-- SCHRIFTLICHE AUFGABE --
Kannst du die Passage aus dem Dokumentausschnitt zu Hartz IV, die mit „Drittens ist der“ einsetzt und nach „Euro eingeführt werden.“ endet, wiedergeben und sie dabei so ändern, dass überall „Mindestsicherung“ durch „Grundsicherung“ ersetzt ist?

-- DOKUMENTAUSSCHNITT --
Erstens sind Rechts- und Verwaltungsvereinfachungen nicht dazu geeignet grundsätzlich das grundrechtswidrige Sonderrecht Hartz IV, das Armut, Ausgrenzung und Entrechtung für Millionen Menschen in Deutschland bedeutet, zu beseitigen.

Zweitens sollten bei Debatten u. a. im Bundestag und Bundesrat neben der grundsätzlichen Kritik an diesem Paket auch die besonders verschärfenden Regelungen angegriffen werden.

Drittens ist der aktive Widerstand gegen Hartz IV weiterhin ein zentrales Feld linker und LINKER Politik und vieler sozialer Bewegungen. Hartz IV wird nicht durch sogenannte Rechtsvereinfachung gut, sondern muss durch eine sanktionsfreie Mindestsicherung ersetzt werden: DIE LINKE bringt dazu einen Antrag in den Deutschen Bundestag mit folgenden Eckpunkten ein:

– Erwerbslosigkeit, Dumping- und Niedriglöhnen sowie der Ausweitung von prekärer Beschäftigung sind entgegenzutreten. Stattdessen wird Existenz sichernde und sozial abgesicherte gute Erwerbsarbeit gefördert.

– Mit einer individuellen, sanktionsfreien Mindestsicherung in Höhe von 1.050 Euro netto muss die Verarmung und Entwürdigung von allen Erwerbslosen und Menschen mit geringem Einkommen, die in der Bundesrepublik leben, beendet werden. Sofort müssen alle Sanktionen abgeschafft und ein Regelsatz von 500 Euro eingeführt werden.

– Es ist eine Kindergrundsicherung für alle Kinder und Jugendlichen einzuführen, die die Existenz und Teilhabe der Kinder und Jugendlichen sichert. Sie ist am tatsächlichen verfassungsrechtlichen Existenzminimum der Kinder zu orientieren. Dieses liegt derzeit bei 536 Euro. Die Kindergrundsicherung fasst als eigenständige Leistung bisherige kindbezogene Transferleistungen wie Kindergeld, Regelleistungen für Kinder und Jugendliche und Kinderzuschlag zusammen.

– Die mit der Einführung von Hartz IV betriebene Entrechtung der Grundsicherungsbeziehenden ist zu stoppen und rückgängig zu machen. Die Rechtsposition der Leistungsberechtigten ist grundsätzlich durch verschiedene Maßnahmen zu stärken.

-- ANGEZEIGTE INFORMATIONEN --
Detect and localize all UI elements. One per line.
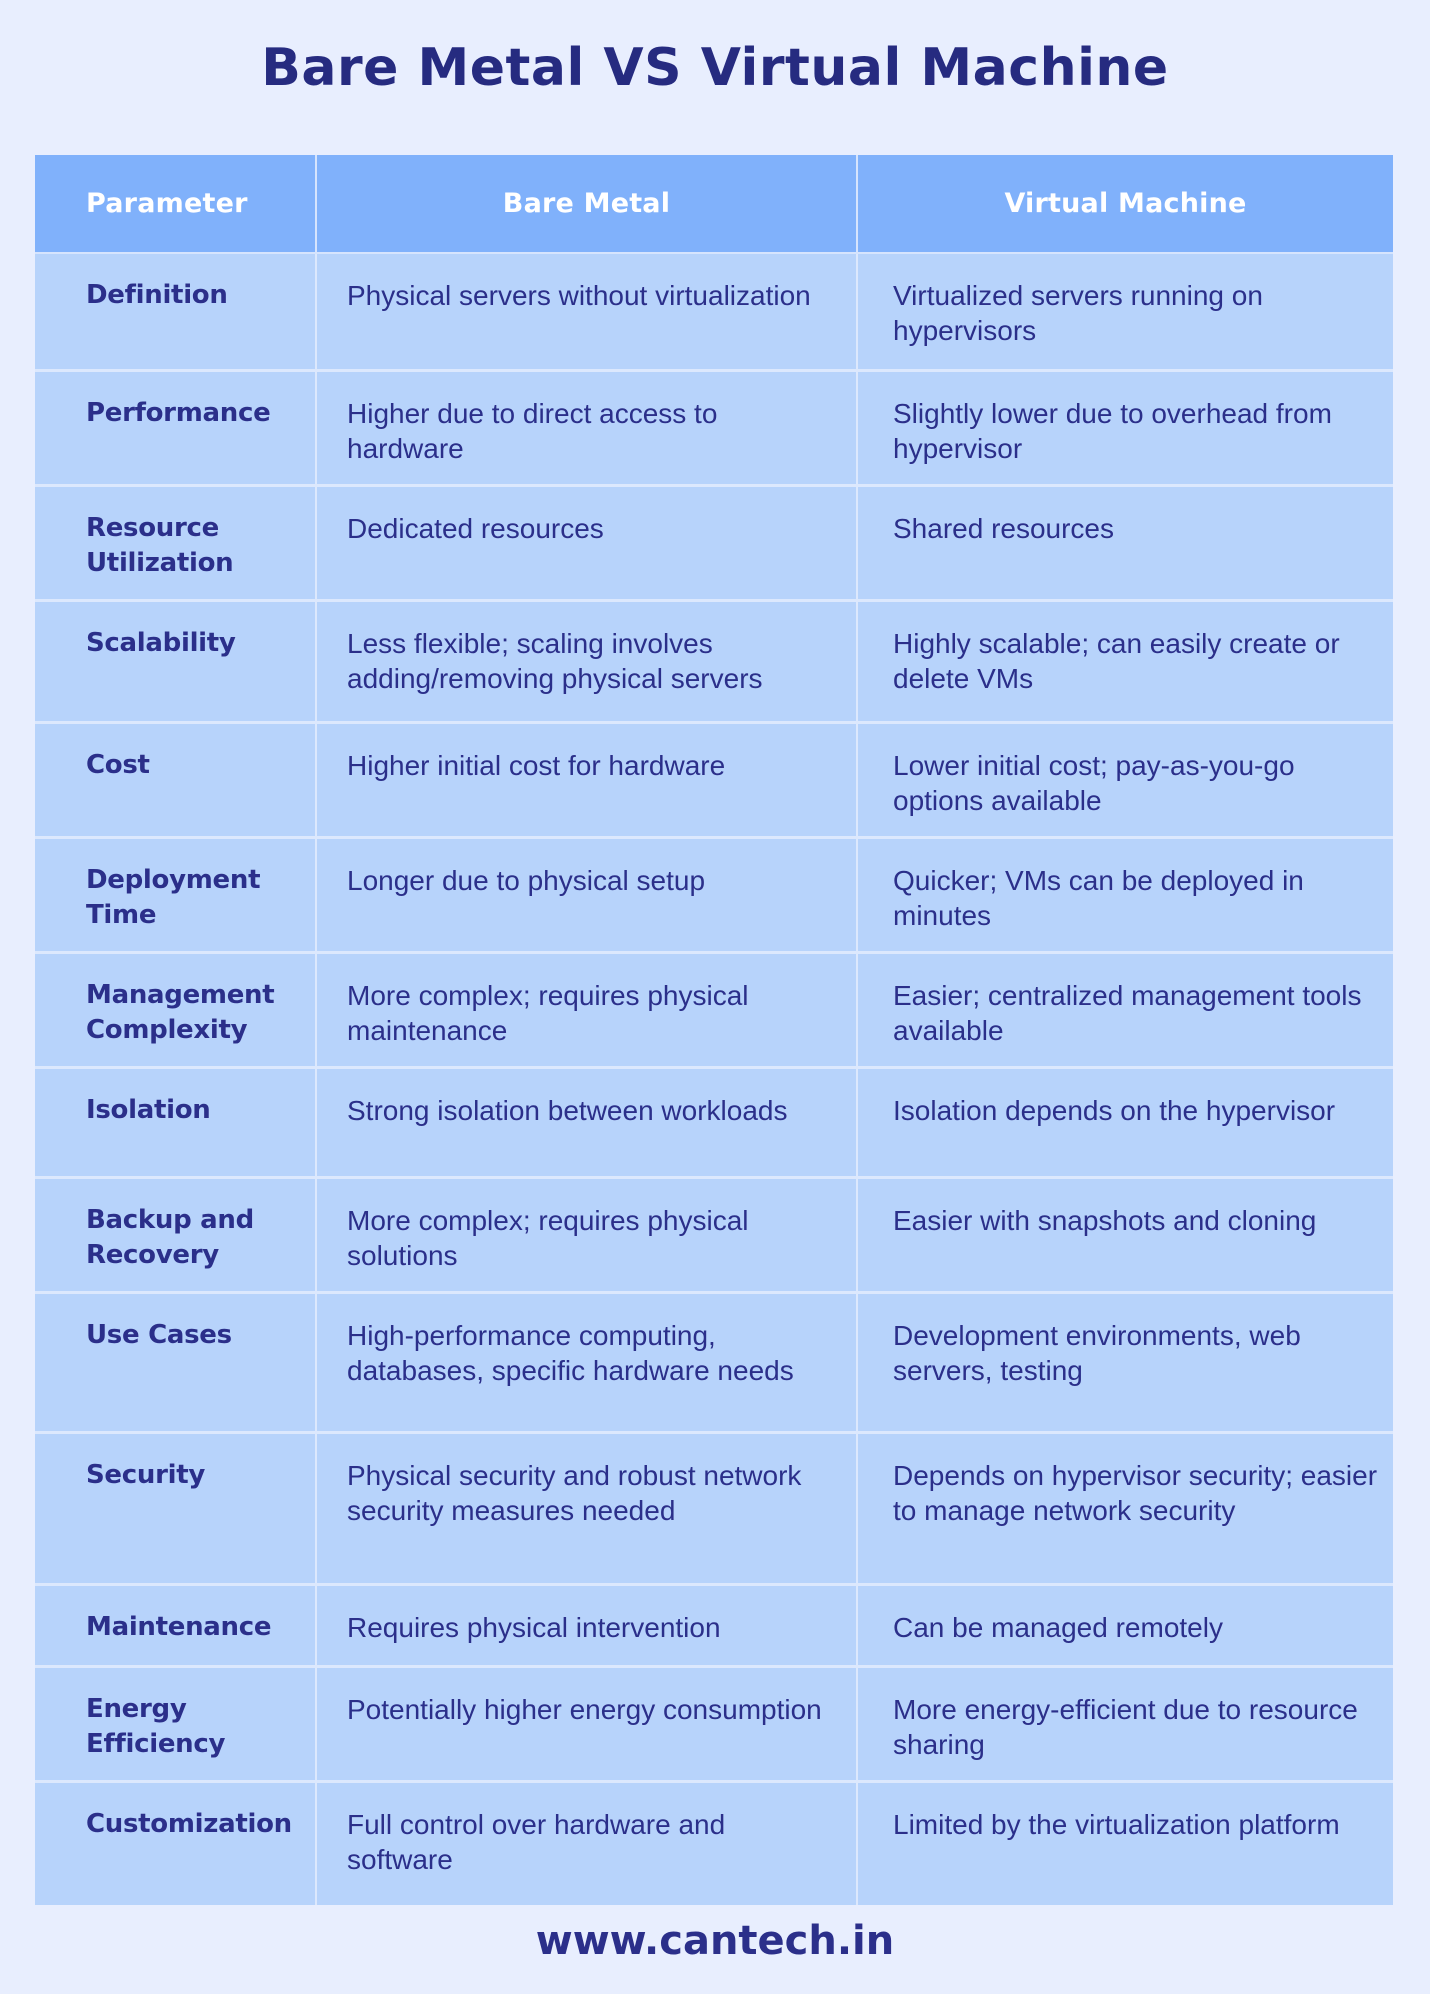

-- VOLLSTÄNDIGE ANTWORT --
Drittens ist der aktive Widerstand gegen Hartz IV weiterhin ein zentrales Feld linker und LINKER Politik und vieler sozialer Bewegungen. Hartz IV wird nicht durch sogenannte Rechtsvereinfachung gut, sondern muss durch eine sanktionsfreie Grundsicherung ersetzt werden: DIE LINKE bringt dazu einen Antrag in den Deutschen Bundestag mit folgenden Eckpunkten ein:

– Erwerbslosigkeit, Dumping- und Niedriglöhnen sowie der Ausweitung von prekärer Beschäftigung sind entgegenzutreten. Stattdessen wird Existenz sichernde und sozial abgesicherte gute Erwerbsarbeit gefördert.

– Mit einer individuellen, sanktionsfreien Grundsicherung in Höhe von 1.050 Euro netto muss die Verarmung und Entwürdigung von allen Erwerbslosen und Menschen mit geringem Einkommen, die in der Bundesrepublik leben, beendet werden. Sofort müssen alle Sanktionen abgeschafft und ein Regelsatz von 500 Euro eingeführt werden.